* [Source passage]
+ + + + + + +

New Federal law mandates that ball caps be worn only by those under 16 or by adults during actual games, so he must be forgiven for wearing it indoors, in private; .001 points for not wearing it backwards. A&F? More Abercrombie & Methusela, tho a fairly fit one. Dressing his age would point this out, dressing 40 years too young only screams desperation. Scan Craig’s List M4M in any city in the country and you’ll see that if you’re of a certain age and want twinks, you don’t try to look like one, you just appear to be generou$$$…
The plantation shutter is nice. Thank God it’s closed.
its not staged. The bed sheets are too messed up and there is a telephone to the left of the bed. No store display would have a telephone. The guy just has too much stuff in his room
Maybe you get a free stuffed animal with every purchase at Levitz? Dirty old man not included.

+ + + + + + +

(Dataset items)
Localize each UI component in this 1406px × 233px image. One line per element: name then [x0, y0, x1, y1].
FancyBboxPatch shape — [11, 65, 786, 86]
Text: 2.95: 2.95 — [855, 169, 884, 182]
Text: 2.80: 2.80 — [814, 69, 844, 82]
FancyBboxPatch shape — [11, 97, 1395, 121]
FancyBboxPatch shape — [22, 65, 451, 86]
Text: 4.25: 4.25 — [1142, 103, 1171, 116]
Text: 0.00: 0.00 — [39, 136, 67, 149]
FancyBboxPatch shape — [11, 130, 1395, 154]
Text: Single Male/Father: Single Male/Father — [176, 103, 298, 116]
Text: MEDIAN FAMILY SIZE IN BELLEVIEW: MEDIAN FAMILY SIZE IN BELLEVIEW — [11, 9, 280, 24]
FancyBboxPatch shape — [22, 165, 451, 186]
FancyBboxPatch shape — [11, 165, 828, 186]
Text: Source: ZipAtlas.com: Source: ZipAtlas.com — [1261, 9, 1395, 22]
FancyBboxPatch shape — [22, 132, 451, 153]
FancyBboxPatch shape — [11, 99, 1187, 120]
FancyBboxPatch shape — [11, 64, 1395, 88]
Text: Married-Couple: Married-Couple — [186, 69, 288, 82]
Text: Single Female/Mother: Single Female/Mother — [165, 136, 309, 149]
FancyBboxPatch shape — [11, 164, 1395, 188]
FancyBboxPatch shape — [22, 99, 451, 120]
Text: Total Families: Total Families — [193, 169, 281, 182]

+ + + + + + +

* [What you need to do]
1. Translate into Spanish this sentence from the source passage: "The plantation shutter is nice."
2. Reproduce the source passage word for word, starting at the words "its not staged." and ending after "man not included.".
Rely only on the source passage, not on the rows.

* [Numbered responses]
1. La contraventana de estilo plantación es bonita.

2.
its not staged. The bed sheets are too messed up and there is a telephone to the left of the bed. No store display would have a telephone. The guy just has too much stuff in his room
Maybe you get a free stuffed animal with every purchase at Levitz? Dirty old man not included.